### Extracted material ###

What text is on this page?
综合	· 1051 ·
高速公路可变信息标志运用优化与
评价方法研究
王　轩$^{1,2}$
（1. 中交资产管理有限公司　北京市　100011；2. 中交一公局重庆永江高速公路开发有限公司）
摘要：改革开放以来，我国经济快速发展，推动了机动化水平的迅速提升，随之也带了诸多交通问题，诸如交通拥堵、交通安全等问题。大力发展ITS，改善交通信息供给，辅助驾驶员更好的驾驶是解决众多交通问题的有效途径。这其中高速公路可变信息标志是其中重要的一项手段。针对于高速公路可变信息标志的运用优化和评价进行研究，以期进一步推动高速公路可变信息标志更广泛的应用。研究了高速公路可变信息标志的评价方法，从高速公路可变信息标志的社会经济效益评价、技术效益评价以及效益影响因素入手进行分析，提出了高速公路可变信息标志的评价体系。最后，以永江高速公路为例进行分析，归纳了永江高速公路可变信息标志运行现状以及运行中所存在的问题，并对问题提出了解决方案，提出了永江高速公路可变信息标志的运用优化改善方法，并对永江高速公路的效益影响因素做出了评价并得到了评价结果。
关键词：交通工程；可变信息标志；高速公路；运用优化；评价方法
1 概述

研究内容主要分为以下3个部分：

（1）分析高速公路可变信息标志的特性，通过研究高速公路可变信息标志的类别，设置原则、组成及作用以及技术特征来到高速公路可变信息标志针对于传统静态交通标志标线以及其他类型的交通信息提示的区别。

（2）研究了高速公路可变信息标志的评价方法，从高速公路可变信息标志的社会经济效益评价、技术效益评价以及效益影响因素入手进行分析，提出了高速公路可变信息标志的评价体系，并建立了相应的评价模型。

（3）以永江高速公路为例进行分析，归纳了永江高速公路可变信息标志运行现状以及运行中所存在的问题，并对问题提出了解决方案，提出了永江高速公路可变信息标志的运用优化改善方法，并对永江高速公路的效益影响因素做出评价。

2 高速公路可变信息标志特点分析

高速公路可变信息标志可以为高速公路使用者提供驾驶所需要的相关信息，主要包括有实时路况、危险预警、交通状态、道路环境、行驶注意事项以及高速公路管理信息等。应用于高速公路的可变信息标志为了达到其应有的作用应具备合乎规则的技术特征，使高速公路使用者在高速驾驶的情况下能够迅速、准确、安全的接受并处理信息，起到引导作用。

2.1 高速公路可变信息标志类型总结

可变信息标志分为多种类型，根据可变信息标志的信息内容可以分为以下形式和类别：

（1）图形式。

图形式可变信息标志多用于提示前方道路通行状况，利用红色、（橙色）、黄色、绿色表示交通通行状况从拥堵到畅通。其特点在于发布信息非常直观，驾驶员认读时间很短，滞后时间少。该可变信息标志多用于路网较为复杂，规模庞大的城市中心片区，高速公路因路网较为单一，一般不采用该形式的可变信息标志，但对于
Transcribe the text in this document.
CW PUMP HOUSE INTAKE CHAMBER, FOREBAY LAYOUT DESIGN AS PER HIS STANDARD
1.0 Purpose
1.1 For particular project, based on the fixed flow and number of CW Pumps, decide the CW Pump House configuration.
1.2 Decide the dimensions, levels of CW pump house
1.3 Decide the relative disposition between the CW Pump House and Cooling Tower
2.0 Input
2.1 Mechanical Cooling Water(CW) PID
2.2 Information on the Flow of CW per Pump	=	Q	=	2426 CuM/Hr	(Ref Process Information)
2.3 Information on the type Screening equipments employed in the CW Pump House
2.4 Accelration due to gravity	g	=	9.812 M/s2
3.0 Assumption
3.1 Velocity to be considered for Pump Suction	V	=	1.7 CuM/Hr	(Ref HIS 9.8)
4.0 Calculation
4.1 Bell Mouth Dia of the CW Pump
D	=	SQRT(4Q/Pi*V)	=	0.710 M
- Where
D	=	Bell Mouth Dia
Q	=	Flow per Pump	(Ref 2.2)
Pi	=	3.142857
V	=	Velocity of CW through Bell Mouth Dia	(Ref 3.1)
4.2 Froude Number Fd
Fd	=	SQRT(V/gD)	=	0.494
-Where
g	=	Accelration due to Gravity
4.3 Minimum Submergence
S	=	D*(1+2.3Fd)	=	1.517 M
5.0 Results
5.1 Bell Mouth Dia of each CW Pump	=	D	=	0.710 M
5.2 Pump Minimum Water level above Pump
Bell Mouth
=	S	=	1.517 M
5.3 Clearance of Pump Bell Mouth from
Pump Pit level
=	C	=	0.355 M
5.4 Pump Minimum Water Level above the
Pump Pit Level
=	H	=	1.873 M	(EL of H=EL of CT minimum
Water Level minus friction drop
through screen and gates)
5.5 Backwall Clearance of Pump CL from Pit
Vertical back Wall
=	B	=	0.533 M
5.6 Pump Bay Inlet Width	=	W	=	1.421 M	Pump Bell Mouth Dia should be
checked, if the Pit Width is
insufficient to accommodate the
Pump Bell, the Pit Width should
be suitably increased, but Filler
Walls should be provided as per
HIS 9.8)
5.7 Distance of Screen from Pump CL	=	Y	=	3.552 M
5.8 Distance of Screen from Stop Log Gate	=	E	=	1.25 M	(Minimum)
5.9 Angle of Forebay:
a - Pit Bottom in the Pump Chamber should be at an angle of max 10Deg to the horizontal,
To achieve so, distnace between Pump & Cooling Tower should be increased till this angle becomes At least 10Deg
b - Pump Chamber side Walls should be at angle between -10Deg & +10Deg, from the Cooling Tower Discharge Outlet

###

• **What to produce**:
Return each line among the entries that holds the word "should".

• **Answer to this problem**:
5.6 Pump Bay Inlet Width	=	W	=	1.421 M	Pump Bell Mouth Dia should be
Pump Bell, the Pit Width should
Walls should be provided as per
a - Pit Bottom in the Pump Chamber should be at an angle of max 10Deg to the horizontal,
To achieve so, distnace between Pump & Cooling Tower should be increased till this angle becomes At least 10Deg
b - Pump Chamber side Walls should be at angle between -10Deg & +10Deg, from the Cooling Tower Discharge Outlet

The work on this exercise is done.